» Selected extract:
╔══

The core of these projects is a "database" of images and metadata about those images from the Rijksmuseum. I propose that we limit our media to exactly this set, although I would not object to scanning additional images if need be. But in particular I am proposing that we not use video, because there is none available now, and it would take too much effort to produce any, and especially because it would be very difficult to match the quality of the images scanned by the museum. On the other hand, I have no objections at all to extending the metadata about the image set.
When I say "database" I intend no commitment about how the data is stored - it could be stored in a file, it could be stored in an object store, it could be stored in a relational database. Whatever the storage is, it is below the level of abstraction of the project. We should probably use JBDC to insulate the project from the details of the storage system
The overall goal is a system that automatically produces high-quality adaptable multimedia/hypermedia presentations. The domain will be the artworks collected in the Rijksmuseum.
project components:
Slideshow 1: Apply the associative chaining algorithm from Frames to the database. The output is a sequence of images selected from the database. The initial step here is to re-implement the Frames algorithms as simply and cleanly as possible. note that we may need to be careful to avoid infringing on CSIRO intellectual property.
This step is mostly intended to enable the steps below, but it has two potentially immediate outputs. First, it will serve as a replication (hopefully positive) of the Frames work. (There is a long tradition in the natural sciences of validating research results by replication. Thise tradition is not often found in CS.) Second, it may lead to some interesting characterizations of the image metadata with respect to the Frames approach. What happens when one tries to apply Frames to a schema that was not designed with Frames in mind?
Presentation 1: Given a set of images selected by the chaining algorithm, find an effective presentation for them. This work builds on the work on overflow and compensation strategies described in the HT 2000 paper. It should lead to new results in adaptability for different output devices. For example, on a device with small screen size (a palm-size device) one must use temporal or navigational linking, because there's no room for more than one image.
There is potential for collaboration here if we can find a party interested in image processing algorithms for converting image data from large format, large gamut pictures (full size jpeg) to small format black and white images (suitable for palm-size device). How little must one show of an image to be recognizable? This is particularly interesting in the case of a dynamic in-museum guidebook, where all one needs to do is show which painting is intended. It's not necessary to attempt to reproduce the full glory of e.g. "Jeremiah's lament" it sufficies that the reader know which painting is being talked about. Even a "caricature" of the painting sufficies, and indeed may be better than an attempt at realism.
There is some room at this stage for use of rhetoric relations in presentation generation (but more comes later). For example it might prove useful to try to convey the overall size of the the presentation (the number of images in the set) as one way to help the reader stay oriented. but for the most part, at this stage there is little or no rhetorical knowledge available that would motivate further work.
There is also a potential thread here on graphical user interface. Given a limited screen size, if you have to show both an image and some text, how can you best share the screen? What's the difference between a presentation intended to be viewed in the museum, as kind of dynamic guide-book, and one to be viewed at home.

╚══

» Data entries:
╔══

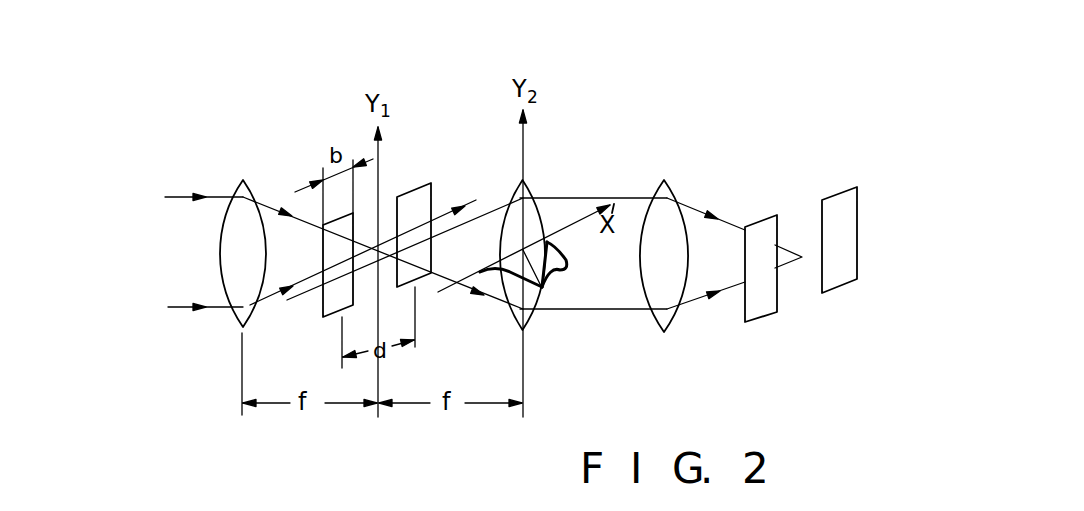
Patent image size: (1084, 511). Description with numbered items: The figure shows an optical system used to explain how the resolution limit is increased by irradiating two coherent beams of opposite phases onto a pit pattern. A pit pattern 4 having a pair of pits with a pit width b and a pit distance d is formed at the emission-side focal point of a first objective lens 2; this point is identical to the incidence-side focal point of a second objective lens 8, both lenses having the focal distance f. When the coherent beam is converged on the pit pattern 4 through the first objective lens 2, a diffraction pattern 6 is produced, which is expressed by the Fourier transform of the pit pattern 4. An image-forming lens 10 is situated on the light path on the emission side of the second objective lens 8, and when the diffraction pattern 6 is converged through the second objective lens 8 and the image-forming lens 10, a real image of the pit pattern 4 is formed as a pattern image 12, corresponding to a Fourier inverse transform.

The first objective lens 2 is at (255, 197).
The pit pattern 4 is at (397, 184).
The diffraction pattern 6 is at (558, 283).
The second objective lens 8 is at (532, 181).
The image-forming lens 10 is at (674, 196).
The pattern image 12 is at (772, 203).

╚══

» What to do: Reproduce word for word the passage of the Rijksmuseum project outline above, from "The core of" to "the image set.".

» The output:
The core of these projects is a "database" of images and metadata about those images from the Rijksmuseum. I propose that we limit our media to exactly this set, although I would not object to scanning additional images if need be. But in particular I am proposing that we not use video, because there is none available now, and it would take too much effort to produce any, and especially because it would be very difficult to match the quality of the images scanned by the museum. On the other hand, I have no objections at all to extending the metadata about the image set.